* begin Material *
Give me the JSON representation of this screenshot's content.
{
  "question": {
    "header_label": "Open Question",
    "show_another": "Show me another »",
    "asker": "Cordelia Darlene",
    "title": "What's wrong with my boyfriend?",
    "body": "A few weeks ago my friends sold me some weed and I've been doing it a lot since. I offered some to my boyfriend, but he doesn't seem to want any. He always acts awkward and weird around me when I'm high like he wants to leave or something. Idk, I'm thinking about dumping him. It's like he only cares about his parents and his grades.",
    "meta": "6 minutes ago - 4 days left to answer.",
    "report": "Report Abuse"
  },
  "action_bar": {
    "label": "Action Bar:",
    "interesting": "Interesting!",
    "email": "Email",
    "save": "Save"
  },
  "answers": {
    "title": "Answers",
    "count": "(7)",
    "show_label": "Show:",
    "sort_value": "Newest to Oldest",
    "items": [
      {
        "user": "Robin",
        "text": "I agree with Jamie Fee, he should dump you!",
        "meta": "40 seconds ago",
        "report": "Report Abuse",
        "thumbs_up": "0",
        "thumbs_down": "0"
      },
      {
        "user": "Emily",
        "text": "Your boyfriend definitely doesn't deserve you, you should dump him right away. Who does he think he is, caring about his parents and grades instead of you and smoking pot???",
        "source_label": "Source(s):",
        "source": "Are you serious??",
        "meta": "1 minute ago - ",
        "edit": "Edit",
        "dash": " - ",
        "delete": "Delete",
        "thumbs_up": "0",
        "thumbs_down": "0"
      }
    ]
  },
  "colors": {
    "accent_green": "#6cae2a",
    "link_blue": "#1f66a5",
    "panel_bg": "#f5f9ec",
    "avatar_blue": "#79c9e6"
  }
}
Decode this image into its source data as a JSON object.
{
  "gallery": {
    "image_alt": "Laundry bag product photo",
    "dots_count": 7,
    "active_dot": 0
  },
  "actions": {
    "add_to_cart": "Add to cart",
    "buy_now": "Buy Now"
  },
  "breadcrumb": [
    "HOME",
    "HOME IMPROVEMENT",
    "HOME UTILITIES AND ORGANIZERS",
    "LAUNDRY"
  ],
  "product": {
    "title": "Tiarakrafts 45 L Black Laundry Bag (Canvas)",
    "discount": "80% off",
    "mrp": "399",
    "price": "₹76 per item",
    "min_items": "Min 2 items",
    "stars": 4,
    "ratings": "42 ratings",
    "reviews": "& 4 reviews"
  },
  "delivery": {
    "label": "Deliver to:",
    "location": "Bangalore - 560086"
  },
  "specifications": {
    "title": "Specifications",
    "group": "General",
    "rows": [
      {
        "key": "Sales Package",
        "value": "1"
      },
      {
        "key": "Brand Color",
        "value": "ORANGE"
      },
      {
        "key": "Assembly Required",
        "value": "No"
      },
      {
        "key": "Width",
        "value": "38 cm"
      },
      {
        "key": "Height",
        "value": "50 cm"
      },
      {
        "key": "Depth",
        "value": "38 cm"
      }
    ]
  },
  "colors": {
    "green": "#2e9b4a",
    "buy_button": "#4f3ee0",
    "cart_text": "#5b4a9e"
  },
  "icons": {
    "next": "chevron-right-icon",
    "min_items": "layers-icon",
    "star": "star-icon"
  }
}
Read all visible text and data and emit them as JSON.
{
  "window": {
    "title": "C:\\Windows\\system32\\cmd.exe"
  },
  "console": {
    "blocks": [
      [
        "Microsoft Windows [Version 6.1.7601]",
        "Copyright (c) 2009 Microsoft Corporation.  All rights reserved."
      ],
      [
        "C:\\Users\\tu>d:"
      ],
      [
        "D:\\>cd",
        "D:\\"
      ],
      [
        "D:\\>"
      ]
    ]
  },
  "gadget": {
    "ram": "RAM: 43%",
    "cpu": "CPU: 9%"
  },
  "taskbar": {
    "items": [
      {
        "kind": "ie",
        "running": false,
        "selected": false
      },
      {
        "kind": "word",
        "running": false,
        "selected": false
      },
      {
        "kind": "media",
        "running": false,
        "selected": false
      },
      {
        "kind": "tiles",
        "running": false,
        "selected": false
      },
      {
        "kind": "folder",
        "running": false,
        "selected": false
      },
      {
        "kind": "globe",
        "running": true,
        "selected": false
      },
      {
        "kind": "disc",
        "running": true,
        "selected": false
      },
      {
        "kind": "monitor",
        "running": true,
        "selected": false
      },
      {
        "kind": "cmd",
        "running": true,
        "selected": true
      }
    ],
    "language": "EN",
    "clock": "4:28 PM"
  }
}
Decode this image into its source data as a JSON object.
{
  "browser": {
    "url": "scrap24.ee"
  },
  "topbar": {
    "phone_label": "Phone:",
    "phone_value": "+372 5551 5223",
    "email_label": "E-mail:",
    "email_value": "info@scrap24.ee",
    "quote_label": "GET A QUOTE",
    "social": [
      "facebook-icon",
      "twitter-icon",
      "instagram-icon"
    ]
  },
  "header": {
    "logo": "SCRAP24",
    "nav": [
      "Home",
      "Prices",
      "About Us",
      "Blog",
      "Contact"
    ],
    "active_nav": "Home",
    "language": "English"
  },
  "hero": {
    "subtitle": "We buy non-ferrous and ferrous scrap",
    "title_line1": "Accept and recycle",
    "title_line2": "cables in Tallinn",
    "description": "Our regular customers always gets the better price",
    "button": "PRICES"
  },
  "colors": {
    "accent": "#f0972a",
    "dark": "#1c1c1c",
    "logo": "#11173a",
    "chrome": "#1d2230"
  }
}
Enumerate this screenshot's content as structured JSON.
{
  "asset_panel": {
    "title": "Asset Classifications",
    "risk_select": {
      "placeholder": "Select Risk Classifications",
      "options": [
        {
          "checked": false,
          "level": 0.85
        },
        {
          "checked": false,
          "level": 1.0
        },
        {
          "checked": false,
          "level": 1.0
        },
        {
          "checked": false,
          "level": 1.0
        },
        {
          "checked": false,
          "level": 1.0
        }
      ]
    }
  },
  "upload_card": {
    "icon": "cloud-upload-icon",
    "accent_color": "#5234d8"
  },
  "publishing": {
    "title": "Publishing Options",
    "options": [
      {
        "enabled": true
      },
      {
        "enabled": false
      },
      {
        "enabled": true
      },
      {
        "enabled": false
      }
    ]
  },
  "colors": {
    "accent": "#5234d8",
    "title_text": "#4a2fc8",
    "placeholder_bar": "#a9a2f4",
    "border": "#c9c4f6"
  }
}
* end Material *
Return every line of the material exactly.

Solution to this task:
Give me the JSON representation of this screenshot's content.
{
  "question": {
    "header_label": "Open Question",
    "show_another": "Show me another »",
    "asker": "Cordelia Darlene",
    "title": "What's wrong with my boyfriend?",
    "body": "A few weeks ago my friends sold me some weed and I've been doing it a lot since. I offered some to my boyfriend, but he doesn't seem to want any. He always acts awkward and weird around me when I'm high like he wants to leave or something. Idk, I'm thinking about dumping him. It's like he only cares about his parents and his grades.",
    "meta": "6 minutes ago - 4 days left to answer.",
    "report": "Report Abuse"
  },
  "action_bar": {
    "label": "Action Bar:",
    "interesting": "Interesting!",
    "email": "Email",
    "save": "Save"
  },
  "answers": {
    "title": "Answers",
    "count": "(7)",
    "show_label": "Show:",
    "sort_value": "Newest to Oldest",
    "items": [
      {
        "user": "Robin",
        "text": "I agree with Jamie Fee, he should dump you!",
        "meta": "40 seconds ago",
        "report": "Report Abuse",
        "thumbs_up": "0",
        "thumbs_down": "0"
      },
      {
        "user": "Emily",
        "text": "Your boyfriend definitely doesn't deserve you, you should dump him right away. Who does he think he is, caring about his parents and grades instead of you and smoking pot???",
        "source_label": "Source(s):",
        "source": "Are you serious??",
        "meta": "1 minute ago - ",
        "edit": "Edit",
        "dash": " - ",
        "delete": "Delete",
        "thumbs_up": "0",
        "thumbs_down": "0"
      }
    ]
  },
  "colors": {
    "accent_green": "#6cae2a",
    "link_blue": "#1f66a5",
    "panel_bg": "#f5f9ec",
    "avatar_blue": "#79c9e6"
  }
}
Decode this image into its source data as a JSON object.
{
  "gallery": {
    "image_alt": "Laundry bag product photo",
    "dots_count": 7,
    "active_dot": 0
  },
  "actions": {
    "add_to_cart": "Add to cart",
    "buy_now": "Buy Now"
  },
  "breadcrumb": [
    "HOME",
    "HOME IMPROVEMENT",
    "HOME UTILITIES AND ORGANIZERS",
    "LAUNDRY"
  ],
  "product": {
    "title": "Tiarakrafts 45 L Black Laundry Bag (Canvas)",
    "discount": "80% off",
    "mrp": "399",
    "price": "₹76 per item",
    "min_items": "Min 2 items",
    "stars": 4,
    "ratings": "42 ratings",
    "reviews": "& 4 reviews"
  },
  "delivery": {
    "label": "Deliver to:",
    "location": "Bangalore - 560086"
  },
  "specifications": {
    "title": "Specifications",
    "group": "General",
    "rows": [
      {
        "key": "Sales Package",
        "value": "1"
      },
      {
        "key": "Brand Color",
        "value": "ORANGE"
      },
      {
        "key": "Assembly Required",
        "value": "No"
      },
      {
        "key": "Width",
        "value": "38 cm"
      },
      {
        "key": "Height",
        "value": "50 cm"
      },
      {
        "key": "Depth",
        "value": "38 cm"
      }
    ]
  },
  "colors": {
    "green": "#2e9b4a",
    "buy_button": "#4f3ee0",
    "cart_text": "#5b4a9e"
  },
  "icons": {
    "next": "chevron-right-icon",
    "min_items": "layers-icon",
    "star": "star-icon"
  }
}
Read all visible text and data and emit them as JSON.
{
  "window": {
    "title": "C:\\Windows\\system32\\cmd.exe"
  },
  "console": {
    "blocks": [
      [
        "Microsoft Windows [Version 6.1.7601]",
        "Copyright (c) 2009 Microsoft Corporation.  All rights reserved."
      ],
      [
        "C:\\Users\\tu>d:"
      ],
      [
        "D:\\>cd",
        "D:\\"
      ],
      [
        "D:\\>"
      ]
    ]
  },
  "gadget": {
    "ram": "RAM: 43%",
    "cpu": "CPU: 9%"
  },
  "taskbar": {
    "items": [
      {
        "kind": "ie",
        "running": false,
        "selected": false
      },
      {
        "kind": "word",
        "running": false,
        "selected": false
      },
      {
        "kind": "media",
        "running": false,
        "selected": false
      },
      {
        "kind": "tiles",
        "running": false,
        "selected": false
      },
      {
        "kind": "folder",
        "running": false,
        "selected": false
      },
      {
        "kind": "globe",
        "running": true,
        "selected": false
      },
      {
        "kind": "disc",
        "running": true,
        "selected": false
      },
      {
        "kind": "monitor",
        "running": true,
        "selected": false
      },
      {
        "kind": "cmd",
        "running": true,
        "selected": true
      }
    ],
    "language": "EN",
    "clock": "4:28 PM"
  }
}
Decode this image into its source data as a JSON object.
{
  "browser": {
    "url": "scrap24.ee"
  },
  "topbar": {
    "phone_label": "Phone:",
    "phone_value": "+372 5551 5223",
    "email_label": "E-mail:",
    "email_value": "info@scrap24.ee",
    "quote_label": "GET A QUOTE",
    "social": [
      "facebook-icon",
      "twitter-icon",
      "instagram-icon"
    ]
  },
  "header": {
    "logo": "SCRAP24",
    "nav": [
      "Home",
      "Prices",
      "About Us",
      "Blog",
      "Contact"
    ],
    "active_nav": "Home",
    "language": "English"
  },
  "hero": {
    "subtitle": "We buy non-ferrous and ferrous scrap",
    "title_line1": "Accept and recycle",
    "title_line2": "cables in Tallinn",
    "description": "Our regular customers always gets the better price",
    "button": "PRICES"
  },
  "colors": {
    "accent": "#f0972a",
    "dark": "#1c1c1c",
    "logo": "#11173a",
    "chrome": "#1d2230"
  }
}
Enumerate this screenshot's content as structured JSON.
{
  "asset_panel": {
    "title": "Asset Classifications",
    "risk_select": {
      "placeholder": "Select Risk Classifications",
      "options": [
        {
          "checked": false,
          "level": 0.85
        },
        {
          "checked": false,
          "level": 1.0
        },
        {
          "checked": false,
          "level": 1.0
        },
        {
          "checked": false,
          "level": 1.0
        },
        {
          "checked": false,
          "level": 1.0
        }
      ]
    }
  },
  "upload_card": {
    "icon": "cloud-upload-icon",
    "accent_color": "#5234d8"
  },
  "publishing": {
    "title": "Publishing Options",
    "options": [
      {
        "enabled": true
      },
      {
        "enabled": false
      },
      {
        "enabled": true
      },
      {
        "enabled": false
      }
    ]
  },
  "colors": {
    "accent": "#5234d8",
    "title_text": "#4a2fc8",
    "placeholder_bar": "#a9a2f4",
    "border": "#c9c4f6"
  }
}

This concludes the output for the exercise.